Return the material word for word. Do not include the pictures.

(Records)
-------------------------

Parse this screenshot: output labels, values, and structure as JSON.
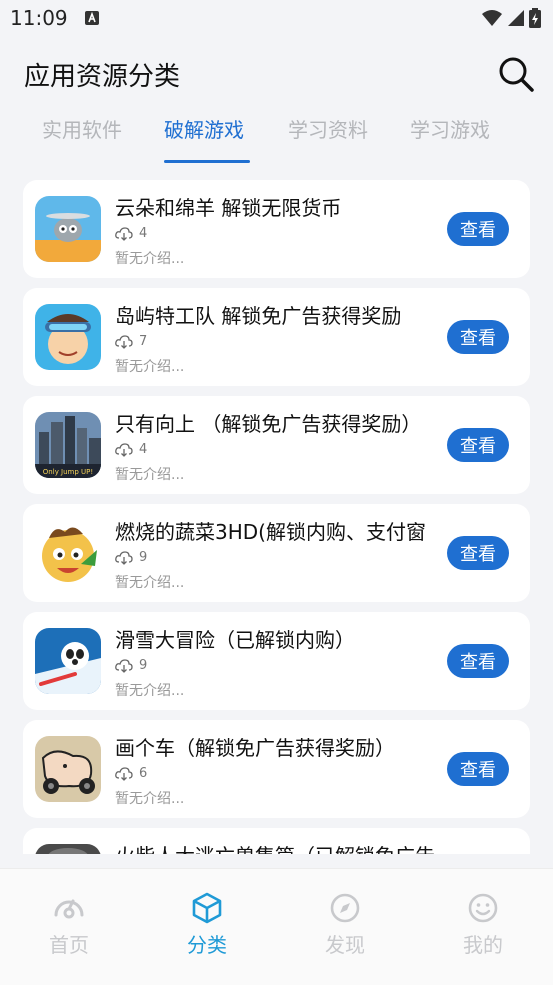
{
  "status_bar": {
    "time": "11:09"
  },
  "header": {
    "title": "应用资源分类"
  },
  "tabs": [
    {
      "label": "实用软件",
      "active": false
    },
    {
      "label": "破解游戏",
      "active": true
    },
    {
      "label": "学习资料",
      "active": false
    },
    {
      "label": "学习游戏",
      "active": false
    }
  ],
  "items": [
    {
      "name": "云朵和绵羊 解锁无限货币",
      "downloads": "4",
      "desc": "暂无介绍...",
      "button": "查看"
    },
    {
      "name": "岛屿特工队 解锁免广告获得奖励",
      "downloads": "7",
      "desc": "暂无介绍...",
      "button": "查看"
    },
    {
      "name": "只有向上 （解锁免广告获得奖励）",
      "downloads": "4",
      "desc": "暂无介绍...",
      "button": "查看",
      "thumb_text": "Only Jump UP!"
    },
    {
      "name": "燃烧的蔬菜3HD(解锁内购、支付窗",
      "downloads": "9",
      "desc": "暂无介绍...",
      "button": "查看"
    },
    {
      "name": "滑雪大冒险（已解锁内购）",
      "downloads": "9",
      "desc": "暂无介绍...",
      "button": "查看"
    },
    {
      "name": "画个车（解锁免广告获得奖励）",
      "downloads": "6",
      "desc": "暂无介绍...",
      "button": "查看"
    },
    {
      "name": "火柴人大逃亡兽集篇（已解锁免广告",
      "downloads": "",
      "desc": "",
      "button": ""
    }
  ],
  "bottom_nav": [
    {
      "label": "首页",
      "icon": "dashboard-icon",
      "active": false
    },
    {
      "label": "分类",
      "icon": "cube-icon",
      "active": true
    },
    {
      "label": "发现",
      "icon": "compass-icon",
      "active": false
    },
    {
      "label": "我的",
      "icon": "smiley-icon",
      "active": false
    }
  ],
  "colors": {
    "accent": "#1f6fd1",
    "nav_active": "#1f9ad6",
    "inactive": "#b4b6ba"
  }
}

-------------------------

Exercise response ::
Parse this screenshot: output labels, values, and structure as JSON.
{
  "status_bar": {
    "time": "11:09"
  },
  "header": {
    "title": "应用资源分类"
  },
  "tabs": [
    {
      "label": "实用软件",
      "active": false
    },
    {
      "label": "破解游戏",
      "active": true
    },
    {
      "label": "学习资料",
      "active": false
    },
    {
      "label": "学习游戏",
      "active": false
    }
  ],
  "items": [
    {
      "name": "云朵和绵羊 解锁无限货币",
      "downloads": "4",
      "desc": "暂无介绍...",
      "button": "查看"
    },
    {
      "name": "岛屿特工队 解锁免广告获得奖励",
      "downloads": "7",
      "desc": "暂无介绍...",
      "button": "查看"
    },
    {
      "name": "只有向上 （解锁免广告获得奖励）",
      "downloads": "4",
      "desc": "暂无介绍...",
      "button": "查看",
      "thumb_text": "Only Jump UP!"
    },
    {
      "name": "燃烧的蔬菜3HD(解锁内购、支付窗",
      "downloads": "9",
      "desc": "暂无介绍...",
      "button": "查看"
    },
    {
      "name": "滑雪大冒险（已解锁内购）",
      "downloads": "9",
      "desc": "暂无介绍...",
      "button": "查看"
    },
    {
      "name": "画个车（解锁免广告获得奖励）",
      "downloads": "6",
      "desc": "暂无介绍...",
      "button": "查看"
    },
    {
      "name": "火柴人大逃亡兽集篇（已解锁免广告",
      "downloads": "",
      "desc": "",
      "button": ""
    }
  ],
  "bottom_nav": [
    {
      "label": "首页",
      "icon": "dashboard-icon",
      "active": false
    },
    {
      "label": "分类",
      "icon": "cube-icon",
      "active": true
    },
    {
      "label": "发现",
      "icon": "compass-icon",
      "active": false
    },
    {
      "label": "我的",
      "icon": "smiley-icon",
      "active": false
    }
  ],
  "colors": {
    "accent": "#1f6fd1",
    "nav_active": "#1f9ad6",
    "inactive": "#b4b6ba"
  }
}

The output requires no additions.